Goal - Write out the listing beneath this instruction in its entirety, exactly as it reads.
● ● ● ● ● ● ●
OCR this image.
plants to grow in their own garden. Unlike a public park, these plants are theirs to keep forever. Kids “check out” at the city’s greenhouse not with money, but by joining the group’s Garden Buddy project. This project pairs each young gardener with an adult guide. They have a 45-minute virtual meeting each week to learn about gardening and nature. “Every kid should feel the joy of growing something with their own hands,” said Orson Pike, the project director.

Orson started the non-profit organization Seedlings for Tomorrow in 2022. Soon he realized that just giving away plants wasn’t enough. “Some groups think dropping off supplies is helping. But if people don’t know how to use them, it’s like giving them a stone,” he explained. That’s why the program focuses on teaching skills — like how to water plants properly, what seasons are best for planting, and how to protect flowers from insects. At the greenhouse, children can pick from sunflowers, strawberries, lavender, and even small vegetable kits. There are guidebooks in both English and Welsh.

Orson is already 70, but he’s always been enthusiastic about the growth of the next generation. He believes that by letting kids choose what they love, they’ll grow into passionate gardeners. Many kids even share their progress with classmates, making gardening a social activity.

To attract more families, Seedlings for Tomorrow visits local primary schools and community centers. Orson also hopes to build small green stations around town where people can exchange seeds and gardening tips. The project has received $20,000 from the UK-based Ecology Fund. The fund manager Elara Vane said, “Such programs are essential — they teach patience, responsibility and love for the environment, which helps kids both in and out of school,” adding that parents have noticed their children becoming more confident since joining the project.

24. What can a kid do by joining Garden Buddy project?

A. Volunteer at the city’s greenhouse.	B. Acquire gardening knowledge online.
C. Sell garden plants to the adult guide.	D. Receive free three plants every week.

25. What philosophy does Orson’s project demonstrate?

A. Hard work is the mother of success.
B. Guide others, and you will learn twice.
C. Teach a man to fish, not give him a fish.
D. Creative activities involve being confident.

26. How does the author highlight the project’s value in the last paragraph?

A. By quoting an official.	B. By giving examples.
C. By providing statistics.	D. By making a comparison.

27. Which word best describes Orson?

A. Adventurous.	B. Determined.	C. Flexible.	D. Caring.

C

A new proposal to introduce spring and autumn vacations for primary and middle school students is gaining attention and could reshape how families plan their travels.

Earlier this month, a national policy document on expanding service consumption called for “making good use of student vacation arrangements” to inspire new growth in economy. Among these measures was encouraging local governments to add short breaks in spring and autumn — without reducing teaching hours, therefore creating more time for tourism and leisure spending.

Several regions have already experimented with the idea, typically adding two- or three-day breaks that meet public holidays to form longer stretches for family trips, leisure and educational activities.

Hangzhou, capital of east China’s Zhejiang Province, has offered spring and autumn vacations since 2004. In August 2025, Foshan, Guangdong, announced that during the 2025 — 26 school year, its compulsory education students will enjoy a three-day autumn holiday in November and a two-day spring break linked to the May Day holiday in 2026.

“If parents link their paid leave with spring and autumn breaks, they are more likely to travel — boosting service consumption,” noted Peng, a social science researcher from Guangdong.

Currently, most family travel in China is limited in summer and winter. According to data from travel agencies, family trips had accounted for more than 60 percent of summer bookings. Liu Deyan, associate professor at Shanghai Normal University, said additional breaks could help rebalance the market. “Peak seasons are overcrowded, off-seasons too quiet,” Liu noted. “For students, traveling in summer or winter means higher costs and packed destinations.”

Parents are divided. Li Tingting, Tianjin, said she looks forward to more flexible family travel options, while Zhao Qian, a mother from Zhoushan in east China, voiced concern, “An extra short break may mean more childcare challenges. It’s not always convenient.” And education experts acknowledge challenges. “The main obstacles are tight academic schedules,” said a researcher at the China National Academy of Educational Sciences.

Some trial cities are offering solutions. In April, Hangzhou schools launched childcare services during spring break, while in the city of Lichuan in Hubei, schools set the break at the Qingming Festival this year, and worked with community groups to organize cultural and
● ● ● ● ● ● ●
Output for this exercise -
OCR this image.
plants to grow in their own garden. Unlike a public park, these plants are theirs to keep forever. Kids “check out” at the city’s greenhouse not with money, but by joining the group’s Garden Buddy project. This project pairs each young gardener with an adult guide. They have a 45-minute virtual meeting each week to learn about gardening and nature. “Every kid should feel the joy of growing something with their own hands,” said Orson Pike, the project director.

Orson started the non-profit organization Seedlings for Tomorrow in 2022. Soon he realized that just giving away plants wasn’t enough. “Some groups think dropping off supplies is helping. But if people don’t know how to use them, it’s like giving them a stone,” he explained. That’s why the program focuses on teaching skills — like how to water plants properly, what seasons are best for planting, and how to protect flowers from insects. At the greenhouse, children can pick from sunflowers, strawberries, lavender, and even small vegetable kits. There are guidebooks in both English and Welsh.

Orson is already 70, but he’s always been enthusiastic about the growth of the next generation. He believes that by letting kids choose what they love, they’ll grow into passionate gardeners. Many kids even share their progress with classmates, making gardening a social activity.

To attract more families, Seedlings for Tomorrow visits local primary schools and community centers. Orson also hopes to build small green stations around town where people can exchange seeds and gardening tips. The project has received $20,000 from the UK-based Ecology Fund. The fund manager Elara Vane said, “Such programs are essential — they teach patience, responsibility and love for the environment, which helps kids both in and out of school,” adding that parents have noticed their children becoming more confident since joining the project.

24. What can a kid do by joining Garden Buddy project?

A. Volunteer at the city’s greenhouse.	B. Acquire gardening knowledge online.
C. Sell garden plants to the adult guide.	D. Receive free three plants every week.

25. What philosophy does Orson’s project demonstrate?

A. Hard work is the mother of success.
B. Guide others, and you will learn twice.
C. Teach a man to fish, not give him a fish.
D. Creative activities involve being confident.

26. How does the author highlight the project’s value in the last paragraph?

A. By quoting an official.	B. By giving examples.
C. By providing statistics.	D. By making a comparison.

27. Which word best describes Orson?

A. Adventurous.	B. Determined.	C. Flexible.	D. Caring.

C

A new proposal to introduce spring and autumn vacations for primary and middle school students is gaining attention and could reshape how families plan their travels.

Earlier this month, a national policy document on expanding service consumption called for “making good use of student vacation arrangements” to inspire new growth in economy. Among these measures was encouraging local governments to add short breaks in spring and autumn — without reducing teaching hours, therefore creating more time for tourism and leisure spending.

Several regions have already experimented with the idea, typically adding two- or three-day breaks that meet public holidays to form longer stretches for family trips, leisure and educational activities.

Hangzhou, capital of east China’s Zhejiang Province, has offered spring and autumn vacations since 2004. In August 2025, Foshan, Guangdong, announced that during the 2025 — 26 school year, its compulsory education students will enjoy a three-day autumn holiday in November and a two-day spring break linked to the May Day holiday in 2026.

“If parents link their paid leave with spring and autumn breaks, they are more likely to travel — boosting service consumption,” noted Peng, a social science researcher from Guangdong.

Currently, most family travel in China is limited in summer and winter. According to data from travel agencies, family trips had accounted for more than 60 percent of summer bookings. Liu Deyan, associate professor at Shanghai Normal University, said additional breaks could help rebalance the market. “Peak seasons are overcrowded, off-seasons too quiet,” Liu noted. “For students, traveling in summer or winter means higher costs and packed destinations.”

Parents are divided. Li Tingting, Tianjin, said she looks forward to more flexible family travel options, while Zhao Qian, a mother from Zhoushan in east China, voiced concern, “An extra short break may mean more childcare challenges. It’s not always convenient.” And education experts acknowledge challenges. “The main obstacles are tight academic schedules,” said a researcher at the China National Academy of Educational Sciences.

Some trial cities are offering solutions. In April, Hangzhou schools launched childcare services during spring break, while in the city of Lichuan in Hubei, schools set the break at the Qingming Festival this year, and worked with community groups to organize cultural and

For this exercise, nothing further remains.